▶ _Given request_
Gather from the material every line that contains the string "What".

Entries from a dataset
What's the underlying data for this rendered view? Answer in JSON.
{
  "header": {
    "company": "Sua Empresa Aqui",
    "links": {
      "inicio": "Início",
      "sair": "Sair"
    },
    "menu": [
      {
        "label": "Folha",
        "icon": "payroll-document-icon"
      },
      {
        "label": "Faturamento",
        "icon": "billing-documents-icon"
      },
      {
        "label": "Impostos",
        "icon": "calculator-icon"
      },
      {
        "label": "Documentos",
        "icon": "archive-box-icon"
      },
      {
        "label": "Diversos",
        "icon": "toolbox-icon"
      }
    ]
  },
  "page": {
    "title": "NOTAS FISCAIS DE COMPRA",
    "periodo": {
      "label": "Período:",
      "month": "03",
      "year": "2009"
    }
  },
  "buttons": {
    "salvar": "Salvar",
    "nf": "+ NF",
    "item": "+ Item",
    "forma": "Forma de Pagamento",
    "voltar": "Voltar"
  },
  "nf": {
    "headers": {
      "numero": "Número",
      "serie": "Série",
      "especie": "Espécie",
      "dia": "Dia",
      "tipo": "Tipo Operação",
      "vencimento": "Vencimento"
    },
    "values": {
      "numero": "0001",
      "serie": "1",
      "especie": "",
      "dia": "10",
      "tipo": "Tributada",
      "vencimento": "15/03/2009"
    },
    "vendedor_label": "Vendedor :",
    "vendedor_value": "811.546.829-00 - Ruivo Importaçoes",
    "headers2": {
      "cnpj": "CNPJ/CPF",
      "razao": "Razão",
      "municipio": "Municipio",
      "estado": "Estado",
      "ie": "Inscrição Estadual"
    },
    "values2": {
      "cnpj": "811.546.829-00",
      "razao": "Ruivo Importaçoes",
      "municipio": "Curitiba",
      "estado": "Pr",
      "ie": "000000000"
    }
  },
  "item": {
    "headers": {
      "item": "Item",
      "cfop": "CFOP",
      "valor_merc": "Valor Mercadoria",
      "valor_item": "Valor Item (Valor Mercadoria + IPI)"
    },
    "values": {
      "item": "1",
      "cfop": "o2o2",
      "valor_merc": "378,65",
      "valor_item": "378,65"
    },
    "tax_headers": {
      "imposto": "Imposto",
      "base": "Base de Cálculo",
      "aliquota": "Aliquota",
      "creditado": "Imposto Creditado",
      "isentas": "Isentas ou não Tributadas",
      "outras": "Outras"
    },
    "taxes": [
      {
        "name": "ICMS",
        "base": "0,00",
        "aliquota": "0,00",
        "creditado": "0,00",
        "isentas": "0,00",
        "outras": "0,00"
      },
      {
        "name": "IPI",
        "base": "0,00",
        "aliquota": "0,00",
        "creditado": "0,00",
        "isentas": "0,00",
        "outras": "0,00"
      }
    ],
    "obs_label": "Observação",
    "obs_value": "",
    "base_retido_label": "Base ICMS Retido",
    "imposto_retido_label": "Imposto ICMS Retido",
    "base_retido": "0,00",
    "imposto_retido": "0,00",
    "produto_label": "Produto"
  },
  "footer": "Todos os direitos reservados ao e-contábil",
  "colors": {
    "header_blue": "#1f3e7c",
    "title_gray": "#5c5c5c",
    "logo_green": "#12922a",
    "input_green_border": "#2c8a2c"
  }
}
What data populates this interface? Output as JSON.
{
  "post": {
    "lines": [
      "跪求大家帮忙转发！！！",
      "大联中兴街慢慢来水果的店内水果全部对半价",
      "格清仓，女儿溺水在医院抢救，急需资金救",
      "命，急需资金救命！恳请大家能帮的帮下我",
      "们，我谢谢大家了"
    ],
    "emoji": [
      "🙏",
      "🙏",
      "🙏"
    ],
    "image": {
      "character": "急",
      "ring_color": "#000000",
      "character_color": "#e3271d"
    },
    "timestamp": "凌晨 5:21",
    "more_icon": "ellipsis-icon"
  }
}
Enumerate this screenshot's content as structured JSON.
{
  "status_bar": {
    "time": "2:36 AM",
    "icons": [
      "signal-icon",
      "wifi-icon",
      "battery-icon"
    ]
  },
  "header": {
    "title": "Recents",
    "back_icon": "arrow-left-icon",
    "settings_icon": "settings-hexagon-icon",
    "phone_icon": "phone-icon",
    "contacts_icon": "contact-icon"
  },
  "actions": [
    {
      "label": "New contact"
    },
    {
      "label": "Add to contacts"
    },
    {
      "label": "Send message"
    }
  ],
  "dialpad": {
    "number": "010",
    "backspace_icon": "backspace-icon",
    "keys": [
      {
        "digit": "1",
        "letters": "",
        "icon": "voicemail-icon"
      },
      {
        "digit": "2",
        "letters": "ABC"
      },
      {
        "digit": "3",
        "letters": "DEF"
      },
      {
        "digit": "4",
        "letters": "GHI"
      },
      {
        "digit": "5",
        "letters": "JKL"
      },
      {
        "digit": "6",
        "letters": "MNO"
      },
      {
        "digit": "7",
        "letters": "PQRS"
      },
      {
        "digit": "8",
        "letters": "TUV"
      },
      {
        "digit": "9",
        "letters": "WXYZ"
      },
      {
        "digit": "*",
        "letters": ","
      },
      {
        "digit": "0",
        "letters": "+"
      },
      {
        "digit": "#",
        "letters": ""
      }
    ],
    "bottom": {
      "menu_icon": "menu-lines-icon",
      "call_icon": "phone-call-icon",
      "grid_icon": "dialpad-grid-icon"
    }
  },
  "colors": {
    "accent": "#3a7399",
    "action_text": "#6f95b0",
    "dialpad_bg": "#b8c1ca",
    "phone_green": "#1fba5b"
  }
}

▶ _The answer_
What's the underlying data for this rendered view? Answer in JSON.
What data populates this interface? Output as JSON.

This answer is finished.